TASK REQUIREMENTS |
Would you return the complete listing below word for word?

PROVIDED RECORDS |

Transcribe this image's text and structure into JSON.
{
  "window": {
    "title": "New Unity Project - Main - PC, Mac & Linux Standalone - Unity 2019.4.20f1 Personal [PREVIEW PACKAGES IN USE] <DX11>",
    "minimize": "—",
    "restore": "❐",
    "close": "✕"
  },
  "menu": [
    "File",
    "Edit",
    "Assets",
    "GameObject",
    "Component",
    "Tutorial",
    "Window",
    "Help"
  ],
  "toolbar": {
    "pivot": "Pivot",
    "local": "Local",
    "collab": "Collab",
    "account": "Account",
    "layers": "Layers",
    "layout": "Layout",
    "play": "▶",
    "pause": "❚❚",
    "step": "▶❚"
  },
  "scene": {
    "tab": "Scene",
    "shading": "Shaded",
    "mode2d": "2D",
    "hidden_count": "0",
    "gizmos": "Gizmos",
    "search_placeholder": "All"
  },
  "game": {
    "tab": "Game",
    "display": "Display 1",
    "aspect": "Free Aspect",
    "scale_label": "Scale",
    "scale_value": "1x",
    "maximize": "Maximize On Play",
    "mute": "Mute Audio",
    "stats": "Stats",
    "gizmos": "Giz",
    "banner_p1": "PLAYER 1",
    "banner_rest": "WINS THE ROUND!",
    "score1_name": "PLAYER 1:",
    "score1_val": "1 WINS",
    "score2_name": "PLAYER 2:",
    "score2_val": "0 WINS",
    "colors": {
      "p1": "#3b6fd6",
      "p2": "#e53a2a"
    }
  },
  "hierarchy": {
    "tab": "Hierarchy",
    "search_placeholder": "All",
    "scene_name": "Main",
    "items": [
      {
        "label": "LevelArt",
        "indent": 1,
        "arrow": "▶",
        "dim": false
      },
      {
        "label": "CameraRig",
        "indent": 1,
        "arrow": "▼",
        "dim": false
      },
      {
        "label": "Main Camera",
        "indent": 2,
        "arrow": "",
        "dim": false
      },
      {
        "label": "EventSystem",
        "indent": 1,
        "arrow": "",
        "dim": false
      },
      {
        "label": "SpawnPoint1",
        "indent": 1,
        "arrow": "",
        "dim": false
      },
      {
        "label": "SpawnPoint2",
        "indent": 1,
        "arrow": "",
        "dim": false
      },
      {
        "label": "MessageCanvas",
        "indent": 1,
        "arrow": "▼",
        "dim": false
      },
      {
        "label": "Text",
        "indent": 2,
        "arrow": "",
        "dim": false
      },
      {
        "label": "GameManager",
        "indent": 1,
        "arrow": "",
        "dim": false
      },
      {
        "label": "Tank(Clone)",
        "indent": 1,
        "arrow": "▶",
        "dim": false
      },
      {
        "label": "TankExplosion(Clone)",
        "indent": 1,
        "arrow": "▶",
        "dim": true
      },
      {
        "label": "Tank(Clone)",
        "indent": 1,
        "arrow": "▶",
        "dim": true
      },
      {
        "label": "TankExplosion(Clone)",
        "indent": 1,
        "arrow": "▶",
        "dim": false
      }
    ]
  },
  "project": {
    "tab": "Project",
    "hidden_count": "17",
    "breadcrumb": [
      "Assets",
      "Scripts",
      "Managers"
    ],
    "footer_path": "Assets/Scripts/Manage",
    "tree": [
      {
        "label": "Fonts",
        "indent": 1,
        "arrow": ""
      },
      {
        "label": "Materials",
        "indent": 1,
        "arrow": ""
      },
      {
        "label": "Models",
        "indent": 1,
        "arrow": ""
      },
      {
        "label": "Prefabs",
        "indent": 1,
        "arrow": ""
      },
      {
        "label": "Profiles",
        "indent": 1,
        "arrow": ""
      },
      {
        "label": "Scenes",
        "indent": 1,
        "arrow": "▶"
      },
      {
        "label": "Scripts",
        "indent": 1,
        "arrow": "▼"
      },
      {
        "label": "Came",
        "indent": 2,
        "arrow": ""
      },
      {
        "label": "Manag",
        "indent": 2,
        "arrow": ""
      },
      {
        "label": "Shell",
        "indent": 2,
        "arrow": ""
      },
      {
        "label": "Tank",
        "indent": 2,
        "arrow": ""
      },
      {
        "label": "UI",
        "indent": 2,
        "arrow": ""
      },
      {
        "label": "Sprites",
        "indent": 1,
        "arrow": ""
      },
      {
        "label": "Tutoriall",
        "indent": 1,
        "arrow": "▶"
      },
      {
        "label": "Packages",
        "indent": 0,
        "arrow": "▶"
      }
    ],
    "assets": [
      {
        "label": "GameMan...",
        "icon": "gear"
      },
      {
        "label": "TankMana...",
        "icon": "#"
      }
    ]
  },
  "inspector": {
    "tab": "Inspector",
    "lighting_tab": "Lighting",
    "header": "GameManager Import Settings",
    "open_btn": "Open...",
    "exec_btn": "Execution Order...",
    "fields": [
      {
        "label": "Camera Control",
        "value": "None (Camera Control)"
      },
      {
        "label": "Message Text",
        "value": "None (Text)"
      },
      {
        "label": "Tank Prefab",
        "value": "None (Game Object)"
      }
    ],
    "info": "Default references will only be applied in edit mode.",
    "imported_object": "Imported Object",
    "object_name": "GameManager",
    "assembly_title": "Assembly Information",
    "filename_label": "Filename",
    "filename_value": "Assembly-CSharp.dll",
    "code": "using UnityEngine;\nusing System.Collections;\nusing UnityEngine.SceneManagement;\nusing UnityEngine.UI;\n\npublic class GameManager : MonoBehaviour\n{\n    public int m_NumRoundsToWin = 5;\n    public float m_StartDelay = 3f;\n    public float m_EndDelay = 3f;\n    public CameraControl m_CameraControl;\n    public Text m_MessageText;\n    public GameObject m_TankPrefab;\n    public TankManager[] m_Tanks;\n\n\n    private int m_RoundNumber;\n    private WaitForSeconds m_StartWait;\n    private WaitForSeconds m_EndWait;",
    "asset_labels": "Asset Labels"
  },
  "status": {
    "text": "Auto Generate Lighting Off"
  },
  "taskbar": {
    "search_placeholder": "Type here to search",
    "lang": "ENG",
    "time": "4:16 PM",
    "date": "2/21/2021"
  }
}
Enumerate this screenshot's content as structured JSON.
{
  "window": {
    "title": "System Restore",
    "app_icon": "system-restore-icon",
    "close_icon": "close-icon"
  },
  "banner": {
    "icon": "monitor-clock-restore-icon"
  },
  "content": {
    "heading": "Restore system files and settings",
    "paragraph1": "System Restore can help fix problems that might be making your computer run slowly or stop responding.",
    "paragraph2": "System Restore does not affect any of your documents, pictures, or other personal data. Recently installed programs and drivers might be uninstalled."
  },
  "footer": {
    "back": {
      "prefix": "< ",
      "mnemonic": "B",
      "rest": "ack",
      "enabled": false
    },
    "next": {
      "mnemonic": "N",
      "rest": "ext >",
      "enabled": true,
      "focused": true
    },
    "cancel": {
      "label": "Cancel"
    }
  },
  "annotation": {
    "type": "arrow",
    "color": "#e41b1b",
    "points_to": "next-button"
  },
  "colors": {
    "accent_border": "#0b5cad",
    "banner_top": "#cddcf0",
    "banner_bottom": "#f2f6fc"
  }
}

COMPLETED TASK |
Transcribe this image's text and structure into JSON.
{
  "window": {
    "title": "New Unity Project - Main - PC, Mac & Linux Standalone - Unity 2019.4.20f1 Personal [PREVIEW PACKAGES IN USE] <DX11>",
    "minimize": "—",
    "restore": "❐",
    "close": "✕"
  },
  "menu": [
    "File",
    "Edit",
    "Assets",
    "GameObject",
    "Component",
    "Tutorial",
    "Window",
    "Help"
  ],
  "toolbar": {
    "pivot": "Pivot",
    "local": "Local",
    "collab": "Collab",
    "account": "Account",
    "layers": "Layers",
    "layout": "Layout",
    "play": "▶",
    "pause": "❚❚",
    "step": "▶❚"
  },
  "scene": {
    "tab": "Scene",
    "shading": "Shaded",
    "mode2d": "2D",
    "hidden_count": "0",
    "gizmos": "Gizmos",
    "search_placeholder": "All"
  },
  "game": {
    "tab": "Game",
    "display": "Display 1",
    "aspect": "Free Aspect",
    "scale_label": "Scale",
    "scale_value": "1x",
    "maximize": "Maximize On Play",
    "mute": "Mute Audio",
    "stats": "Stats",
    "gizmos": "Giz",
    "banner_p1": "PLAYER 1",
    "banner_rest": "WINS THE ROUND!",
    "score1_name": "PLAYER 1:",
    "score1_val": "1 WINS",
    "score2_name": "PLAYER 2:",
    "score2_val": "0 WINS",
    "colors": {
      "p1": "#3b6fd6",
      "p2": "#e53a2a"
    }
  },
  "hierarchy": {
    "tab": "Hierarchy",
    "search_placeholder": "All",
    "scene_name": "Main",
    "items": [
      {
        "label": "LevelArt",
        "indent": 1,
        "arrow": "▶",
        "dim": false
      },
      {
        "label": "CameraRig",
        "indent": 1,
        "arrow": "▼",
        "dim": false
      },
      {
        "label": "Main Camera",
        "indent": 2,
        "arrow": "",
        "dim": false
      },
      {
        "label": "EventSystem",
        "indent": 1,
        "arrow": "",
        "dim": false
      },
      {
        "label": "SpawnPoint1",
        "indent": 1,
        "arrow": "",
        "dim": false
      },
      {
        "label": "SpawnPoint2",
        "indent": 1,
        "arrow": "",
        "dim": false
      },
      {
        "label": "MessageCanvas",
        "indent": 1,
        "arrow": "▼",
        "dim": false
      },
      {
        "label": "Text",
        "indent": 2,
        "arrow": "",
        "dim": false
      },
      {
        "label": "GameManager",
        "indent": 1,
        "arrow": "",
        "dim": false
      },
      {
        "label": "Tank(Clone)",
        "indent": 1,
        "arrow": "▶",
        "dim": false
      },
      {
        "label": "TankExplosion(Clone)",
        "indent": 1,
        "arrow": "▶",
        "dim": true
      },
      {
        "label": "Tank(Clone)",
        "indent": 1,
        "arrow": "▶",
        "dim": true
      },
      {
        "label": "TankExplosion(Clone)",
        "indent": 1,
        "arrow": "▶",
        "dim": false
      }
    ]
  },
  "project": {
    "tab": "Project",
    "hidden_count": "17",
    "breadcrumb": [
      "Assets",
      "Scripts",
      "Managers"
    ],
    "footer_path": "Assets/Scripts/Manage",
    "tree": [
      {
        "label": "Fonts",
        "indent": 1,
        "arrow": ""
      },
      {
        "label": "Materials",
        "indent": 1,
        "arrow": ""
      },
      {
        "label": "Models",
        "indent": 1,
        "arrow": ""
      },
      {
        "label": "Prefabs",
        "indent": 1,
        "arrow": ""
      },
      {
        "label": "Profiles",
        "indent": 1,
        "arrow": ""
      },
      {
        "label": "Scenes",
        "indent": 1,
        "arrow": "▶"
      },
      {
        "label": "Scripts",
        "indent": 1,
        "arrow": "▼"
      },
      {
        "label": "Came",
        "indent": 2,
        "arrow": ""
      },
      {
        "label": "Manag",
        "indent": 2,
        "arrow": ""
      },
      {
        "label": "Shell",
        "indent": 2,
        "arrow": ""
      },
      {
        "label": "Tank",
        "indent": 2,
        "arrow": ""
      },
      {
        "label": "UI",
        "indent": 2,
        "arrow": ""
      },
      {
        "label": "Sprites",
        "indent": 1,
        "arrow": ""
      },
      {
        "label": "Tutoriall",
        "indent": 1,
        "arrow": "▶"
      },
      {
        "label": "Packages",
        "indent": 0,
        "arrow": "▶"
      }
    ],
    "assets": [
      {
        "label": "GameMan...",
        "icon": "gear"
      },
      {
        "label": "TankMana...",
        "icon": "#"
      }
    ]
  },
  "inspector": {
    "tab": "Inspector",
    "lighting_tab": "Lighting",
    "header": "GameManager Import Settings",
    "open_btn": "Open...",
    "exec_btn": "Execution Order...",
    "fields": [
      {
        "label": "Camera Control",
        "value": "None (Camera Control)"
      },
      {
        "label": "Message Text",
        "value": "None (Text)"
      },
      {
        "label": "Tank Prefab",
        "value": "None (Game Object)"
      }
    ],
    "info": "Default references will only be applied in edit mode.",
    "imported_object": "Imported Object",
    "object_name": "GameManager",
    "assembly_title": "Assembly Information",
    "filename_label": "Filename",
    "filename_value": "Assembly-CSharp.dll",
    "code": "using UnityEngine;\nusing System.Collections;\nusing UnityEngine.SceneManagement;\nusing UnityEngine.UI;\n\npublic class GameManager : MonoBehaviour\n{\n    public int m_NumRoundsToWin = 5;\n    public float m_StartDelay = 3f;\n    public float m_EndDelay = 3f;\n    public CameraControl m_CameraControl;\n    public Text m_MessageText;\n    public GameObject m_TankPrefab;\n    public TankManager[] m_Tanks;\n\n\n    private int m_RoundNumber;\n    private WaitForSeconds m_StartWait;\n    private WaitForSeconds m_EndWait;",
    "asset_labels": "Asset Labels"
  },
  "status": {
    "text": "Auto Generate Lighting Off"
  },
  "taskbar": {
    "search_placeholder": "Type here to search",
    "lang": "ENG",
    "time": "4:16 PM",
    "date": "2/21/2021"
  }
}
Enumerate this screenshot's content as structured JSON.
{
  "window": {
    "title": "System Restore",
    "app_icon": "system-restore-icon",
    "close_icon": "close-icon"
  },
  "banner": {
    "icon": "monitor-clock-restore-icon"
  },
  "content": {
    "heading": "Restore system files and settings",
    "paragraph1": "System Restore can help fix problems that might be making your computer run slowly or stop responding.",
    "paragraph2": "System Restore does not affect any of your documents, pictures, or other personal data. Recently installed programs and drivers might be uninstalled."
  },
  "footer": {
    "back": {
      "prefix": "< ",
      "mnemonic": "B",
      "rest": "ack",
      "enabled": false
    },
    "next": {
      "mnemonic": "N",
      "rest": "ext >",
      "enabled": true,
      "focused": true
    },
    "cancel": {
      "label": "Cancel"
    }
  },
  "annotation": {
    "type": "arrow",
    "color": "#e41b1b",
    "points_to": "next-button"
  },
  "colors": {
    "accent_border": "#0b5cad",
    "banner_top": "#cddcf0",
    "banner_bottom": "#f2f6fc"
  }
}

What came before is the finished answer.